In the entries that follow, find the word "period" and report each line it is on.

MATERIAL SUPPLIED:
****************

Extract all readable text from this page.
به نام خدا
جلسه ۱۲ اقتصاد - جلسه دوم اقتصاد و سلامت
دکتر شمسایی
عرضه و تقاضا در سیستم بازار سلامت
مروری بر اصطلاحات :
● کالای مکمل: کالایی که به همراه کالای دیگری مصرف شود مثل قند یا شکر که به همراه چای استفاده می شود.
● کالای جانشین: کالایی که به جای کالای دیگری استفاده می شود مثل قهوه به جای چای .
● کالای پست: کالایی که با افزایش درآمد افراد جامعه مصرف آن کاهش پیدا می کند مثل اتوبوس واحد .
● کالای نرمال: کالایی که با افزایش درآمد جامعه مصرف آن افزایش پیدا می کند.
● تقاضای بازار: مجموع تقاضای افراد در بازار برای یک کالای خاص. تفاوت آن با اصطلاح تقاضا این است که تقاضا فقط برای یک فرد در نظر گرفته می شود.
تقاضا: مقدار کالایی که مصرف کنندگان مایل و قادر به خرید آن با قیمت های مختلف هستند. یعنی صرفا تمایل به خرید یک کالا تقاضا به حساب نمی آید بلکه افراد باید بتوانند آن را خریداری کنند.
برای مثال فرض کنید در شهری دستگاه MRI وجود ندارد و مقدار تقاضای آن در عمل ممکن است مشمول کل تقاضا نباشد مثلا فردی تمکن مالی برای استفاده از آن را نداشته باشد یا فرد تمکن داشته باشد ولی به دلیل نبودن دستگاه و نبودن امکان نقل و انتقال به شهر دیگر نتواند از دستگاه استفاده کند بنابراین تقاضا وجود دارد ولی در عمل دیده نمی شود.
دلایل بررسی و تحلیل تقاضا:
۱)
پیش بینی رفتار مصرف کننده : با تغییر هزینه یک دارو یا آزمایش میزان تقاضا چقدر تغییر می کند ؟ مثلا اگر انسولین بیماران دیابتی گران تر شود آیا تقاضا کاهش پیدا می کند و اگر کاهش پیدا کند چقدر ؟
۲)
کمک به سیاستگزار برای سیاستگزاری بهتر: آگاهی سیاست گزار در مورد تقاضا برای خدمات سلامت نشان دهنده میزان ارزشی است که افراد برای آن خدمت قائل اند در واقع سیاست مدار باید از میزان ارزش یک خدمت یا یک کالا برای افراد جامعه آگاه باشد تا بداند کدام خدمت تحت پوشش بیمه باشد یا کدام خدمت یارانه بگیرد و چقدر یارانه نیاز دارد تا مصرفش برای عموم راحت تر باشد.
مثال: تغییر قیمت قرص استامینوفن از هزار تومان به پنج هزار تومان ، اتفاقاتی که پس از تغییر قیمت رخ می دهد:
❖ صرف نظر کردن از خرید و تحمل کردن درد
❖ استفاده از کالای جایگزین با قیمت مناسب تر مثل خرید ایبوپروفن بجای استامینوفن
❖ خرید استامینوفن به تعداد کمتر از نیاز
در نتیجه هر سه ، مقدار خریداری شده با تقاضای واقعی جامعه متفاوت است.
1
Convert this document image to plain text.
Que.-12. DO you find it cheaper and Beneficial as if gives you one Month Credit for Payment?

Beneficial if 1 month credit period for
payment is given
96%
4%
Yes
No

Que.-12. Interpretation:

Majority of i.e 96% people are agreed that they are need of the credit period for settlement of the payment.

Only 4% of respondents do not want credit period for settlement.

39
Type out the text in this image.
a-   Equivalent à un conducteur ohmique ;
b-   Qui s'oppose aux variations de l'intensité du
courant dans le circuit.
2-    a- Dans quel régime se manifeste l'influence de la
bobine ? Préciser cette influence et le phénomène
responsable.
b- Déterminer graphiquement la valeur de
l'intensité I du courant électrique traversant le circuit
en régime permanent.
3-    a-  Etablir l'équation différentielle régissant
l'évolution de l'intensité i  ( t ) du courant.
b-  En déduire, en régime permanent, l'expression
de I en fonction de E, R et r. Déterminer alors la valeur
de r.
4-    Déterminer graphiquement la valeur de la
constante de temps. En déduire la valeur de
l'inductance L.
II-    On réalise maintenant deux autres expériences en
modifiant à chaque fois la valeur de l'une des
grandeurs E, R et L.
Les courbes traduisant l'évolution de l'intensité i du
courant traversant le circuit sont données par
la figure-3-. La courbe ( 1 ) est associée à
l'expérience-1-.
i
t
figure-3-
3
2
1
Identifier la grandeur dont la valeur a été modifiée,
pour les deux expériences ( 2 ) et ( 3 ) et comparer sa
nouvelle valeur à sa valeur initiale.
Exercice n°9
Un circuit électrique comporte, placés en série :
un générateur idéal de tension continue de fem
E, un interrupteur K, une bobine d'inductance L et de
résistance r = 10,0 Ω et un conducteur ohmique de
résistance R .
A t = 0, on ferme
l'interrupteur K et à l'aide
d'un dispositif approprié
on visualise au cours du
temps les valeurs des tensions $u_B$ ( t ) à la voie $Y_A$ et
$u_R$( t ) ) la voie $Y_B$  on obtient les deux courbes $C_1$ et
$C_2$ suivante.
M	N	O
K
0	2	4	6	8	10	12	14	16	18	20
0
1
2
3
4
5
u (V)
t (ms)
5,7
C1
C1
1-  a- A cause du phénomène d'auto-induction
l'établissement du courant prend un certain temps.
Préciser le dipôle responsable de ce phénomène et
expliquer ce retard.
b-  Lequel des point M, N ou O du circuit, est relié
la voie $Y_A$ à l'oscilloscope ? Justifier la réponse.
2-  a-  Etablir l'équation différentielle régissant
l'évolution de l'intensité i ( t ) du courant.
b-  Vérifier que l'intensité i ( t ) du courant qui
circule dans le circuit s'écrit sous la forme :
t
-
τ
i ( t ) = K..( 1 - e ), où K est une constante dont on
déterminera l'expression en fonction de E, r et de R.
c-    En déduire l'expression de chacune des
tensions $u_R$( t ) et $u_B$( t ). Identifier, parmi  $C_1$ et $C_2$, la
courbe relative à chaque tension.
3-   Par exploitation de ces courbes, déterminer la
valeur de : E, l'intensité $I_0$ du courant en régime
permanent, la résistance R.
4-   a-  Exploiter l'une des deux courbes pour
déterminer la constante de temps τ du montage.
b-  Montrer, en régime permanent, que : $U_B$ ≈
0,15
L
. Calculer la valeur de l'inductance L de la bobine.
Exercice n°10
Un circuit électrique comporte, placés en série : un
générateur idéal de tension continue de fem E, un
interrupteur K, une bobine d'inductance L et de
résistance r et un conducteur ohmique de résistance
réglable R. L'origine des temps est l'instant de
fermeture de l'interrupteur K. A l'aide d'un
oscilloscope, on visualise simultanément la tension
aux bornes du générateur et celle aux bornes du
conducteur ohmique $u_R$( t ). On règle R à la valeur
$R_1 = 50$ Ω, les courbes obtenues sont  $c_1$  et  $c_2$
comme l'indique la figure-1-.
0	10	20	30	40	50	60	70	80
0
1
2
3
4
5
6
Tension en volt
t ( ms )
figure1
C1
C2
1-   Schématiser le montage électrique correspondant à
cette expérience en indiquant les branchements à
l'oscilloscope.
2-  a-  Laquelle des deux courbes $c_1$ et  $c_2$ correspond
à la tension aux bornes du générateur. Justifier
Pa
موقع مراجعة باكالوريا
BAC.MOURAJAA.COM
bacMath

****************

RESPONSE TO THIS EXERCISE:
Beneficial if 1 month credit period for
Majority of i.e 96% people are agreed that they are need of the credit period for settlement of the payment.
Only 4% of respondents do not want credit period for settlement.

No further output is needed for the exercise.